_Data rows:_
________________
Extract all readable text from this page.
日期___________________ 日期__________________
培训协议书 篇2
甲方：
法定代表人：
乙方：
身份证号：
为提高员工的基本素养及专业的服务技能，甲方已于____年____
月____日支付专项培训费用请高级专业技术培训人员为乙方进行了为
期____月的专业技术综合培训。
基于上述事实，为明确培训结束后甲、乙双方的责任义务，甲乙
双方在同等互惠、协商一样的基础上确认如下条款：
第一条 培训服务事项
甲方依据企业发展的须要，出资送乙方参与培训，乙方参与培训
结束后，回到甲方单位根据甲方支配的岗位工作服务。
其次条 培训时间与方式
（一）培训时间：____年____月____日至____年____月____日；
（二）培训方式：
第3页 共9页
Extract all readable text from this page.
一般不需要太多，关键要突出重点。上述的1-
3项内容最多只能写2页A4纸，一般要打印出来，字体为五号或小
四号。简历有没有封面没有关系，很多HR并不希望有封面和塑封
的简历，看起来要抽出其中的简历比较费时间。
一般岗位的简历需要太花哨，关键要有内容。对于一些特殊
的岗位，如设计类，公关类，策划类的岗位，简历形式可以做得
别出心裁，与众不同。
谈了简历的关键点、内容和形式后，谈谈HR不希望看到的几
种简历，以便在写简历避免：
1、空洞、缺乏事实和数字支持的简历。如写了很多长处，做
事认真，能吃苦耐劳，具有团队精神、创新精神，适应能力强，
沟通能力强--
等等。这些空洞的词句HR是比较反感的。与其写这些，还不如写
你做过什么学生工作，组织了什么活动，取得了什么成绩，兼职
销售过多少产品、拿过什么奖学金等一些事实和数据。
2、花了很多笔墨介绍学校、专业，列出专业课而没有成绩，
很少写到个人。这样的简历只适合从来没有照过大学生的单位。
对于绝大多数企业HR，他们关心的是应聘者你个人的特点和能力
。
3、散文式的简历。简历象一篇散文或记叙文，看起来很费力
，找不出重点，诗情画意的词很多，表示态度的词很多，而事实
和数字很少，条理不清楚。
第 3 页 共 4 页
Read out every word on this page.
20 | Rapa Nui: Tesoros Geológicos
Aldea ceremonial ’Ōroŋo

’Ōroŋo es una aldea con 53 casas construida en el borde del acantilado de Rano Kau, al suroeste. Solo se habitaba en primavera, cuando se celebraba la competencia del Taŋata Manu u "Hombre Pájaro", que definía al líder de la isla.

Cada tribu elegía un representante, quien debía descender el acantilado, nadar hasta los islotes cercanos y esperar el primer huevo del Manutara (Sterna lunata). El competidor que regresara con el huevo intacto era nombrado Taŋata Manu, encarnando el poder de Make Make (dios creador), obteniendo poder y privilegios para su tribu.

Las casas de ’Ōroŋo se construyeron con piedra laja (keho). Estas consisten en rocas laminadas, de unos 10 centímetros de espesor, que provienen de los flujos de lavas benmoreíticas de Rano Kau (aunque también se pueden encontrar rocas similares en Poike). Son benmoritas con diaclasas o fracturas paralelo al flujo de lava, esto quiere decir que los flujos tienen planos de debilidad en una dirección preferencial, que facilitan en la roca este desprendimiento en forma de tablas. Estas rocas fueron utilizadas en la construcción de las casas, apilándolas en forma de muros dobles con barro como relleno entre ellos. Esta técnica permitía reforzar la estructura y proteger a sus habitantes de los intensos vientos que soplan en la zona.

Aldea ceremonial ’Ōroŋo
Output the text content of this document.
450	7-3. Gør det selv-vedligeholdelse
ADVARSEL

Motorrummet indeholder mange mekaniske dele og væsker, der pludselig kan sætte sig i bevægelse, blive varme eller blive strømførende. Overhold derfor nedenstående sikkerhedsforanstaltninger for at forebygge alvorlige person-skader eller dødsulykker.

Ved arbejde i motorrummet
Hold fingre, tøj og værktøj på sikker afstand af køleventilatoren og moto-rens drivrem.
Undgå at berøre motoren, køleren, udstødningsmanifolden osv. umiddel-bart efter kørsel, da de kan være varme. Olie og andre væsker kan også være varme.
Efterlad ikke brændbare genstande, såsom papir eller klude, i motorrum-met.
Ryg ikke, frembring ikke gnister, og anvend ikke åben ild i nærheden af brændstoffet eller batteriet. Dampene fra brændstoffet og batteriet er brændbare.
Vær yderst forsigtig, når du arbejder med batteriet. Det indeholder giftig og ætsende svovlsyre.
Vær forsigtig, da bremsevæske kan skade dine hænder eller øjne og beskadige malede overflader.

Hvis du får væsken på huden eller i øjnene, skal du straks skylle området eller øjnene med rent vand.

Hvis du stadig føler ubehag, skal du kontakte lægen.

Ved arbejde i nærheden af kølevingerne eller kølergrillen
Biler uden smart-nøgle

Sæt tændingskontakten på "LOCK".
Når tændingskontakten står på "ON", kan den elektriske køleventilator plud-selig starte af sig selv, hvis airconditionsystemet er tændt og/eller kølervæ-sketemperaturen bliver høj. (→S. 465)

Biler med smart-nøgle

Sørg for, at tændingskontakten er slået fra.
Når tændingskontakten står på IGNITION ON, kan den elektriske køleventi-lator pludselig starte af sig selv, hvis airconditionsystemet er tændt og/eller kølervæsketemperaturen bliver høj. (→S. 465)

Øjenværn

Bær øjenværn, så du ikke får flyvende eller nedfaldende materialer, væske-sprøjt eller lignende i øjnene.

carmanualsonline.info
________________
_Requirements:_ Would you give the material above again, complete and exact?

_Response:_
Extract all readable text from this page.
日期___________________ 日期__________________
培训协议书 篇2
甲方：
法定代表人：
乙方：
身份证号：
为提高员工的基本素养及专业的服务技能，甲方已于____年____
月____日支付专项培训费用请高级专业技术培训人员为乙方进行了为
期____月的专业技术综合培训。
基于上述事实，为明确培训结束后甲、乙双方的责任义务，甲乙
双方在同等互惠、协商一样的基础上确认如下条款：
第一条 培训服务事项
甲方依据企业发展的须要，出资送乙方参与培训，乙方参与培训
结束后，回到甲方单位根据甲方支配的岗位工作服务。
其次条 培训时间与方式
（一）培训时间：____年____月____日至____年____月____日；
（二）培训方式：
第3页 共9页
Extract all readable text from this page.
一般不需要太多，关键要突出重点。上述的1-
3项内容最多只能写2页A4纸，一般要打印出来，字体为五号或小
四号。简历有没有封面没有关系，很多HR并不希望有封面和塑封
的简历，看起来要抽出其中的简历比较费时间。
一般岗位的简历需要太花哨，关键要有内容。对于一些特殊
的岗位，如设计类，公关类，策划类的岗位，简历形式可以做得
别出心裁，与众不同。
谈了简历的关键点、内容和形式后，谈谈HR不希望看到的几
种简历，以便在写简历避免：
1、空洞、缺乏事实和数字支持的简历。如写了很多长处，做
事认真，能吃苦耐劳，具有团队精神、创新精神，适应能力强，
沟通能力强--
等等。这些空洞的词句HR是比较反感的。与其写这些，还不如写
你做过什么学生工作，组织了什么活动，取得了什么成绩，兼职
销售过多少产品、拿过什么奖学金等一些事实和数据。
2、花了很多笔墨介绍学校、专业，列出专业课而没有成绩，
很少写到个人。这样的简历只适合从来没有照过大学生的单位。
对于绝大多数企业HR，他们关心的是应聘者你个人的特点和能力
。
3、散文式的简历。简历象一篇散文或记叙文，看起来很费力
，找不出重点，诗情画意的词很多，表示态度的词很多，而事实
和数字很少，条理不清楚。
第 3 页 共 4 页
Read out every word on this page.
20 | Rapa Nui: Tesoros Geológicos
Aldea ceremonial ’Ōroŋo

’Ōroŋo es una aldea con 53 casas construida en el borde del acantilado de Rano Kau, al suroeste. Solo se habitaba en primavera, cuando se celebraba la competencia del Taŋata Manu u "Hombre Pájaro", que definía al líder de la isla.

Cada tribu elegía un representante, quien debía descender el acantilado, nadar hasta los islotes cercanos y esperar el primer huevo del Manutara (Sterna lunata). El competidor que regresara con el huevo intacto era nombrado Taŋata Manu, encarnando el poder de Make Make (dios creador), obteniendo poder y privilegios para su tribu.

Las casas de ’Ōroŋo se construyeron con piedra laja (keho). Estas consisten en rocas laminadas, de unos 10 centímetros de espesor, que provienen de los flujos de lavas benmoreíticas de Rano Kau (aunque también se pueden encontrar rocas similares en Poike). Son benmoritas con diaclasas o fracturas paralelo al flujo de lava, esto quiere decir que los flujos tienen planos de debilidad en una dirección preferencial, que facilitan en la roca este desprendimiento en forma de tablas. Estas rocas fueron utilizadas en la construcción de las casas, apilándolas en forma de muros dobles con barro como relleno entre ellos. Esta técnica permitía reforzar la estructura y proteger a sus habitantes de los intensos vientos que soplan en la zona.

Aldea ceremonial ’Ōroŋo
Output the text content of this document.
450	7-3. Gør det selv-vedligeholdelse
ADVARSEL

Motorrummet indeholder mange mekaniske dele og væsker, der pludselig kan sætte sig i bevægelse, blive varme eller blive strømførende. Overhold derfor nedenstående sikkerhedsforanstaltninger for at forebygge alvorlige person-skader eller dødsulykker.

Ved arbejde i motorrummet
Hold fingre, tøj og værktøj på sikker afstand af køleventilatoren og moto-rens drivrem.
Undgå at berøre motoren, køleren, udstødningsmanifolden osv. umiddel-bart efter kørsel, da de kan være varme. Olie og andre væsker kan også være varme.
Efterlad ikke brændbare genstande, såsom papir eller klude, i motorrum-met.
Ryg ikke, frembring ikke gnister, og anvend ikke åben ild i nærheden af brændstoffet eller batteriet. Dampene fra brændstoffet og batteriet er brændbare.
Vær yderst forsigtig, når du arbejder med batteriet. Det indeholder giftig og ætsende svovlsyre.
Vær forsigtig, da bremsevæske kan skade dine hænder eller øjne og beskadige malede overflader.

Hvis du får væsken på huden eller i øjnene, skal du straks skylle området eller øjnene med rent vand.

Hvis du stadig føler ubehag, skal du kontakte lægen.

Ved arbejde i nærheden af kølevingerne eller kølergrillen
Biler uden smart-nøgle

Sæt tændingskontakten på "LOCK".
Når tændingskontakten står på "ON", kan den elektriske køleventilator plud-selig starte af sig selv, hvis airconditionsystemet er tændt og/eller kølervæ-sketemperaturen bliver høj. (→S. 465)

Biler med smart-nøgle

Sørg for, at tændingskontakten er slået fra.
Når tændingskontakten står på IGNITION ON, kan den elektriske køleventi-lator pludselig starte af sig selv, hvis airconditionsystemet er tændt og/eller kølervæsketemperaturen bliver høj. (→S. 465)

Øjenværn

Bær øjenværn, så du ikke får flyvende eller nedfaldende materialer, væske-sprøjt eller lignende i øjnene.

carmanualsonline.info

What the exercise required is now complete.